### Given instruction
Write out the listing below exactly, and omit any images you find in it.

──────── Dataset

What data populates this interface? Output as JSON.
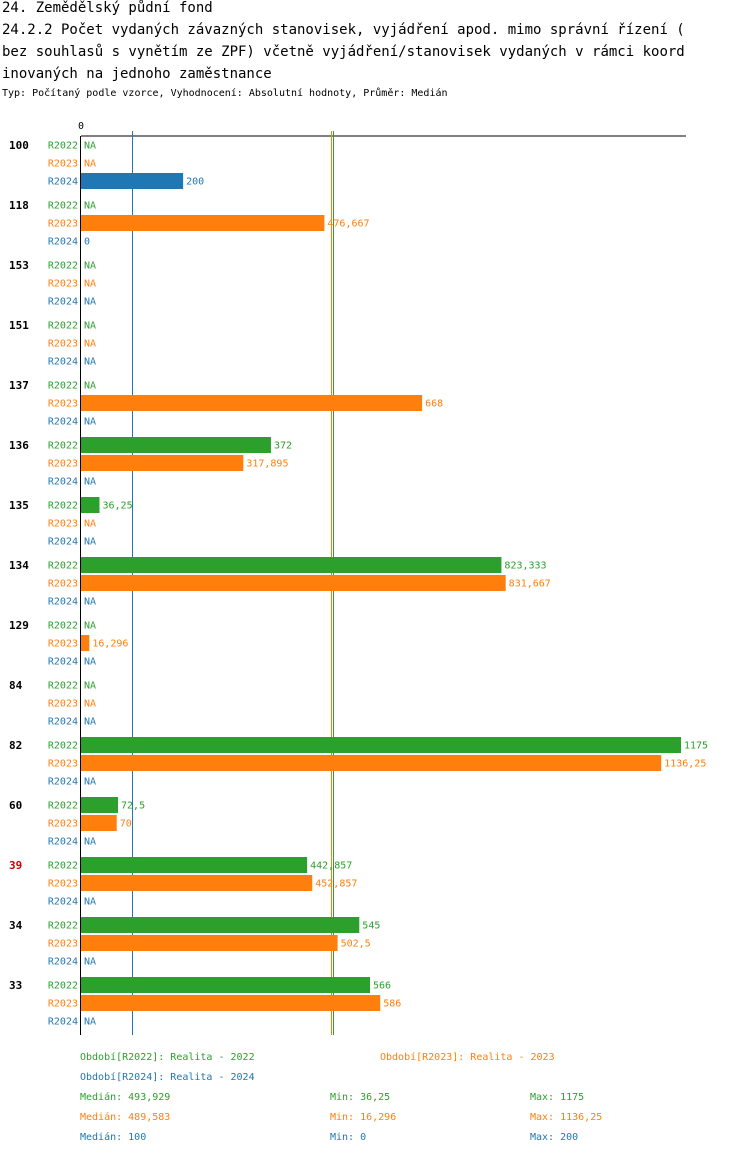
{
  "header": {
    "title_line1": "24. Zemědělský půdní fond",
    "title_line2": "24.2.2 Počet vydaných závazných stanovisek, vyjádření apod. mimo správní řízení (",
    "title_line3": "bez souhlasů s vynětím ze ZPF) včetně vyjádření/stanovisek vydaných v rámci koord",
    "title_line4": "inovaných na jednoho zaměstnance",
    "subtitle": "Typ: Počítaný podle vzorce, Vyhodnocení: Absolutní hodnoty, Průměr: Medián"
  },
  "colors": {
    "R2022": "#2ca02c",
    "R2023": "#ff7f0e",
    "R2024": "#1f77b4",
    "highlight": "#cc0000"
  },
  "chart_data": {
    "type": "bar",
    "orientation": "horizontal",
    "axis_tick_label": "0",
    "xlim": [
      0,
      1175
    ],
    "categories": [
      "100",
      "118",
      "153",
      "151",
      "137",
      "136",
      "135",
      "134",
      "129",
      "84",
      "82",
      "60",
      "39",
      "34",
      "33"
    ],
    "highlighted_category": "39",
    "series": [
      {
        "name": "R2022",
        "values": [
          null,
          null,
          null,
          null,
          null,
          372,
          36.25,
          823.333,
          null,
          null,
          1175,
          72.5,
          442.857,
          545,
          566
        ],
        "labels": [
          "NA",
          "NA",
          "NA",
          "NA",
          "NA",
          "372",
          "36,25",
          "823,333",
          "NA",
          "NA",
          "1175",
          "72,5",
          "442,857",
          "545",
          "566"
        ]
      },
      {
        "name": "R2023",
        "values": [
          null,
          476.667,
          null,
          null,
          668,
          317.895,
          null,
          831.667,
          16.296,
          null,
          1136.25,
          70,
          452.857,
          502.5,
          586
        ],
        "labels": [
          "NA",
          "476,667",
          "NA",
          "NA",
          "668",
          "317,895",
          "NA",
          "831,667",
          "16,296",
          "NA",
          "1136,25",
          "70",
          "452,857",
          "502,5",
          "586"
        ]
      },
      {
        "name": "R2024",
        "values": [
          200,
          0,
          null,
          null,
          null,
          null,
          null,
          null,
          null,
          null,
          null,
          null,
          null,
          null,
          null
        ],
        "labels": [
          "200",
          "0",
          "NA",
          "NA",
          "NA",
          "NA",
          "NA",
          "NA",
          "NA",
          "NA",
          "NA",
          "NA",
          "NA",
          "NA",
          "NA"
        ]
      }
    ],
    "reference_lines": [
      {
        "series": "R2024",
        "statistic": "median",
        "value": 100
      },
      {
        "series": "R2023",
        "statistic": "median",
        "value": 489.583
      },
      {
        "series": "R2022",
        "statistic": "median",
        "value": 493.929
      }
    ]
  },
  "legend": {
    "period_2022": "Období[R2022]: Realita - 2022",
    "period_2023": "Období[R2023]: Realita - 2023",
    "period_2024": "Období[R2024]: Realita - 2024",
    "stats": [
      {
        "series": "R2022",
        "median": "Medián: 493,929",
        "min": "Min: 36,25",
        "max": "Max: 1175"
      },
      {
        "series": "R2023",
        "median": "Medián: 489,583",
        "min": "Min: 16,296",
        "max": "Max: 1136,25"
      },
      {
        "series": "R2024",
        "median": "Medián: 100",
        "min": "Min: 0",
        "max": "Max: 200"
      }
    ]
  }
}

────────────────

### Completed exercise
What data populates this interface? Output as JSON.
{
  "header": {
    "title_line1": "24. Zemědělský půdní fond",
    "title_line2": "24.2.2 Počet vydaných závazných stanovisek, vyjádření apod. mimo správní řízení (",
    "title_line3": "bez souhlasů s vynětím ze ZPF) včetně vyjádření/stanovisek vydaných v rámci koord",
    "title_line4": "inovaných na jednoho zaměstnance",
    "subtitle": "Typ: Počítaný podle vzorce, Vyhodnocení: Absolutní hodnoty, Průměr: Medián"
  },
  "colors": {
    "R2022": "#2ca02c",
    "R2023": "#ff7f0e",
    "R2024": "#1f77b4",
    "highlight": "#cc0000"
  },
  "chart_data": {
    "type": "bar",
    "orientation": "horizontal",
    "axis_tick_label": "0",
    "xlim": [
      0,
      1175
    ],
    "categories": [
      "100",
      "118",
      "153",
      "151",
      "137",
      "136",
      "135",
      "134",
      "129",
      "84",
      "82",
      "60",
      "39",
      "34",
      "33"
    ],
    "highlighted_category": "39",
    "series": [
      {
        "name": "R2022",
        "values": [
          null,
          null,
          null,
          null,
          null,
          372,
          36.25,
          823.333,
          null,
          null,
          1175,
          72.5,
          442.857,
          545,
          566
        ],
        "labels": [
          "NA",
          "NA",
          "NA",
          "NA",
          "NA",
          "372",
          "36,25",
          "823,333",
          "NA",
          "NA",
          "1175",
          "72,5",
          "442,857",
          "545",
          "566"
        ]
      },
      {
        "name": "R2023",
        "values": [
          null,
          476.667,
          null,
          null,
          668,
          317.895,
          null,
          831.667,
          16.296,
          null,
          1136.25,
          70,
          452.857,
          502.5,
          586
        ],
        "labels": [
          "NA",
          "476,667",
          "NA",
          "NA",
          "668",
          "317,895",
          "NA",
          "831,667",
          "16,296",
          "NA",
          "1136,25",
          "70",
          "452,857",
          "502,5",
          "586"
        ]
      },
      {
        "name": "R2024",
        "values": [
          200,
          0,
          null,
          null,
          null,
          null,
          null,
          null,
          null,
          null,
          null,
          null,
          null,
          null,
          null
        ],
        "labels": [
          "200",
          "0",
          "NA",
          "NA",
          "NA",
          "NA",
          "NA",
          "NA",
          "NA",
          "NA",
          "NA",
          "NA",
          "NA",
          "NA",
          "NA"
        ]
      }
    ],
    "reference_lines": [
      {
        "series": "R2024",
        "statistic": "median",
        "value": 100
      },
      {
        "series": "R2023",
        "statistic": "median",
        "value": 489.583
      },
      {
        "series": "R2022",
        "statistic": "median",
        "value": 493.929
      }
    ]
  },
  "legend": {
    "period_2022": "Období[R2022]: Realita - 2022",
    "period_2023": "Období[R2023]: Realita - 2023",
    "period_2024": "Období[R2024]: Realita - 2024",
    "stats": [
      {
        "series": "R2022",
        "median": "Medián: 493,929",
        "min": "Min: 36,25",
        "max": "Max: 1175"
      },
      {
        "series": "R2023",
        "median": "Medián: 489,583",
        "min": "Min: 16,296",
        "max": "Max: 1136,25"
      },
      {
        "series": "R2024",
        "median": "Medián: 100",
        "min": "Min: 0",
        "max": "Max: 200"
      }
    ]
  }
}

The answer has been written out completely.